Task :: How many of the lines that follow contain the word "criminelle"? Give only the number.

====== Working data ======

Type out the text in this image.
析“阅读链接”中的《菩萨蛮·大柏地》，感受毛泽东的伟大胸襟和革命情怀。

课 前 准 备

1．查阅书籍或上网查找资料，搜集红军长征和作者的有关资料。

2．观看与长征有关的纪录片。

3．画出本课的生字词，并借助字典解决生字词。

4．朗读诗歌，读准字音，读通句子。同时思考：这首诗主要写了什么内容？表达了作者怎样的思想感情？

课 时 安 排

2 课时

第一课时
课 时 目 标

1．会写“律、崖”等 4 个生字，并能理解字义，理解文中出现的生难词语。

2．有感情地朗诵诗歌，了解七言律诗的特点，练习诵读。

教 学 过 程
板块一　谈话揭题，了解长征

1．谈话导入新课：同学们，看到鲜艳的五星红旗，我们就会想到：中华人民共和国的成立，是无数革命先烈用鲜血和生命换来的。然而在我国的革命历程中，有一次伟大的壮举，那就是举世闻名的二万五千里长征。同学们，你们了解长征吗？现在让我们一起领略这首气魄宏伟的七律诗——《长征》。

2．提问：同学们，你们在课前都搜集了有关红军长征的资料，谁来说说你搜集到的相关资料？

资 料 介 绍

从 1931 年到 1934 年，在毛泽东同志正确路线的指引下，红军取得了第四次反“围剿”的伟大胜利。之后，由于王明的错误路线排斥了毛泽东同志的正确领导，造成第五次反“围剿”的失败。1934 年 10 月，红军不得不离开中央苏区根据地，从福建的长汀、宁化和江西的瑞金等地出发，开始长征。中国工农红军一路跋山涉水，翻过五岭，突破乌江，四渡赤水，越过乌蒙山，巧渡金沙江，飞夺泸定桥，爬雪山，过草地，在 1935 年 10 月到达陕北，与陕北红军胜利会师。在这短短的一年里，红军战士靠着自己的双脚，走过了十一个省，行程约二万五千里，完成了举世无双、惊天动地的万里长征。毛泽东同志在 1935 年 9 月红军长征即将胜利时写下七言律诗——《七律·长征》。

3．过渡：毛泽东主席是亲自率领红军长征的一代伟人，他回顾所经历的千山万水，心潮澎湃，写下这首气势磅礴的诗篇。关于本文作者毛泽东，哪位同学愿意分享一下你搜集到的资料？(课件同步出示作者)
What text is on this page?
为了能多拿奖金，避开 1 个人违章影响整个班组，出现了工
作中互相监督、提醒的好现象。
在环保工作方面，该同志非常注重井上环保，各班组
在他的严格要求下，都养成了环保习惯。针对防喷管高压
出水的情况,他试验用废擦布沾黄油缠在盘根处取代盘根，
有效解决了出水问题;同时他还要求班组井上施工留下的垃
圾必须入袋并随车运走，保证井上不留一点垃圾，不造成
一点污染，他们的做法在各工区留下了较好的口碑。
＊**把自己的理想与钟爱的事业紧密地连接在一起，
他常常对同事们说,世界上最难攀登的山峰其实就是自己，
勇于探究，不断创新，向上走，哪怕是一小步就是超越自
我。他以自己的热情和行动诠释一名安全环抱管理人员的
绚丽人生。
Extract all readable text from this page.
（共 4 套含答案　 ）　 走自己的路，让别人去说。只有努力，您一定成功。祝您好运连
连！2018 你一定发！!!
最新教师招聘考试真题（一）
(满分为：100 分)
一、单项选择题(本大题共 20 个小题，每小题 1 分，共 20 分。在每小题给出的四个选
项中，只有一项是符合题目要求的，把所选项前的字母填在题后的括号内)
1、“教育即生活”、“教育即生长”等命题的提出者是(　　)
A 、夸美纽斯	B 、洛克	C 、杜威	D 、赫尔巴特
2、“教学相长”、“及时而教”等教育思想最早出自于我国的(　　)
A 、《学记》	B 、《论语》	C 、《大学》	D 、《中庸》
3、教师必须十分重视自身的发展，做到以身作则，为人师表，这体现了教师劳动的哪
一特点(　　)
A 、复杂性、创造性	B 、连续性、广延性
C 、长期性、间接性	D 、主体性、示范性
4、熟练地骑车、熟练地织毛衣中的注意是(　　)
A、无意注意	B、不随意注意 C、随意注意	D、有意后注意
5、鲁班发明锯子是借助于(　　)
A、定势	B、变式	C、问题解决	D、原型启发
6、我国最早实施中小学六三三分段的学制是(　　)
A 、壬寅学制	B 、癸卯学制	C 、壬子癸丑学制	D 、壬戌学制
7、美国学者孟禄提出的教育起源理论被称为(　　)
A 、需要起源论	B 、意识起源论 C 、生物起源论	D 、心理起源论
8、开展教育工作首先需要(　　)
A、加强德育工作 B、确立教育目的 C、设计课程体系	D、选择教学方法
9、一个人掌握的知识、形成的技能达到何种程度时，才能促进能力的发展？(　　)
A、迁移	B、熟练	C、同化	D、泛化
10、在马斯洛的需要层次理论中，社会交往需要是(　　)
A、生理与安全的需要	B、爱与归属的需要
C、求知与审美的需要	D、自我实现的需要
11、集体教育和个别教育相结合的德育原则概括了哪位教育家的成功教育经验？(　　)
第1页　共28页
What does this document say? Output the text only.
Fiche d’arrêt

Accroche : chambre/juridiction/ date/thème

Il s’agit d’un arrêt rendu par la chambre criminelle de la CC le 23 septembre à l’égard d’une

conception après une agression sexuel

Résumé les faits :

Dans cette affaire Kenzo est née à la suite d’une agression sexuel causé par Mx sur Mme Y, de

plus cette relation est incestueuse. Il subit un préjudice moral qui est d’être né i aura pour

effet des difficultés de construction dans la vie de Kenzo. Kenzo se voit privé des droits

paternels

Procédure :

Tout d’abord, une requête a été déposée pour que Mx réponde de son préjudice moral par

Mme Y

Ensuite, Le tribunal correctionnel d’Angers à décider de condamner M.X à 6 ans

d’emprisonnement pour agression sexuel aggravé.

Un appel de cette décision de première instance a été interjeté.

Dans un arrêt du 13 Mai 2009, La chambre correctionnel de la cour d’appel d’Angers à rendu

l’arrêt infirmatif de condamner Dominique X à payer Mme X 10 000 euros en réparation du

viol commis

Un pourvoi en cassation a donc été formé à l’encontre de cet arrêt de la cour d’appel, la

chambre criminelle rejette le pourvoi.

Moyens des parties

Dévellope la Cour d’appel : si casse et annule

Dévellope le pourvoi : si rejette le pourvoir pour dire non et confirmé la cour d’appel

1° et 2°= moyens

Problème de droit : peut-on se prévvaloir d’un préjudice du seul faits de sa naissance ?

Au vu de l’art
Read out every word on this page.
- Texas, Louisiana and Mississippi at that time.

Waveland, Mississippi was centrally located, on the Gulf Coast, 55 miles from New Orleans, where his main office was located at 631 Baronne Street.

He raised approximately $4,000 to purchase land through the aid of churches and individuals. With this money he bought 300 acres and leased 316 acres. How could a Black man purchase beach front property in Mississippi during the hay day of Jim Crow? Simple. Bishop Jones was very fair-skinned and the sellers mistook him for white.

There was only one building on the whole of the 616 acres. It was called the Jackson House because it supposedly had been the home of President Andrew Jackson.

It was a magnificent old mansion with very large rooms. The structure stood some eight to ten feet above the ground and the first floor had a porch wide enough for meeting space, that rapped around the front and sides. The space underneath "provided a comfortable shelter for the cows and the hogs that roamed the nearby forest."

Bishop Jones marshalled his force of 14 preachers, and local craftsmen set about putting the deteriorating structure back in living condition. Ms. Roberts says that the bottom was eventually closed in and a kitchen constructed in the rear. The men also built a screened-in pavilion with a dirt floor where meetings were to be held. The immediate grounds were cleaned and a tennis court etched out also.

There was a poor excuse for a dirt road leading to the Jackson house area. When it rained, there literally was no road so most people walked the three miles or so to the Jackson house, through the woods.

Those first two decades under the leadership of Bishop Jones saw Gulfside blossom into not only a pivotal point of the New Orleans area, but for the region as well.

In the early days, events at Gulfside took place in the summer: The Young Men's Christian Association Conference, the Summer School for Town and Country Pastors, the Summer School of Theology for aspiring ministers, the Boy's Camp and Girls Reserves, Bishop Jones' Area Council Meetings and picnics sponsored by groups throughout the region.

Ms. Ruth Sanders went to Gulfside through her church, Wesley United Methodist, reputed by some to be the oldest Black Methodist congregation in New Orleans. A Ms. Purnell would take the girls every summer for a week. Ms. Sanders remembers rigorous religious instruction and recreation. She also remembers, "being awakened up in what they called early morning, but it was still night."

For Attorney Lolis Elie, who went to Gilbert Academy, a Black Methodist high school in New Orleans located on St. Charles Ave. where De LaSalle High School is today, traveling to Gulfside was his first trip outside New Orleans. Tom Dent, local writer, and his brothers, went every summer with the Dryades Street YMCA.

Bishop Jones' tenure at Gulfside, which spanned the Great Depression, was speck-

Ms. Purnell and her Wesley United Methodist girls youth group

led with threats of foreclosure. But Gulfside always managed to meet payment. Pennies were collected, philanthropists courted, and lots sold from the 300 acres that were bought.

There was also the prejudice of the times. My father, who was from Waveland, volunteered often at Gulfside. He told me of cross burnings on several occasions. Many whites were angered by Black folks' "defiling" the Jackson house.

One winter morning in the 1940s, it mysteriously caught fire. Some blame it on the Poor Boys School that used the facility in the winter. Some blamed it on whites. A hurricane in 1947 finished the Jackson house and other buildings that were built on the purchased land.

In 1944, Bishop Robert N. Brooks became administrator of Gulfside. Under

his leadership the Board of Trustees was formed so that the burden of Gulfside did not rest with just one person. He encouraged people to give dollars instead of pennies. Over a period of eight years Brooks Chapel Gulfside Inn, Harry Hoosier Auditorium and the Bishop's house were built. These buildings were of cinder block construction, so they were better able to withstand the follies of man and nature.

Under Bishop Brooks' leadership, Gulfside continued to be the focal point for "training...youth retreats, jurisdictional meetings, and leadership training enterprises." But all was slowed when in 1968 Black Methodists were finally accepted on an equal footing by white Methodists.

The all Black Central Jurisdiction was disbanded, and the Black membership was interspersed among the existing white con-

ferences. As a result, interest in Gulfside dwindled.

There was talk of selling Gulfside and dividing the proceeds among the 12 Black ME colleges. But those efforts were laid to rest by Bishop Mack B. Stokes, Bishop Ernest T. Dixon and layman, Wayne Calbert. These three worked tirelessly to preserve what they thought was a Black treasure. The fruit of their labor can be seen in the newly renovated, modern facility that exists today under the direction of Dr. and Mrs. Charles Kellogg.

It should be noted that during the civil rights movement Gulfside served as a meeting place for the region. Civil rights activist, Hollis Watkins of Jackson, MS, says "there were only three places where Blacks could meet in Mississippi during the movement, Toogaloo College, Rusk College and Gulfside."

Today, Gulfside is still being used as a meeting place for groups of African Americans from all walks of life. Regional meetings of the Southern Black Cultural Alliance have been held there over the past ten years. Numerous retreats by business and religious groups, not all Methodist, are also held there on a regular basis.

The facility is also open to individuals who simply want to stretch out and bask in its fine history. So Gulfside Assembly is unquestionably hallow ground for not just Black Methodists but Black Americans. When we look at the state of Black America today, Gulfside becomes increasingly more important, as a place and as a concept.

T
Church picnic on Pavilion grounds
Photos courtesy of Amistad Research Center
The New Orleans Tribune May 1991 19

======

Exercise output :: 2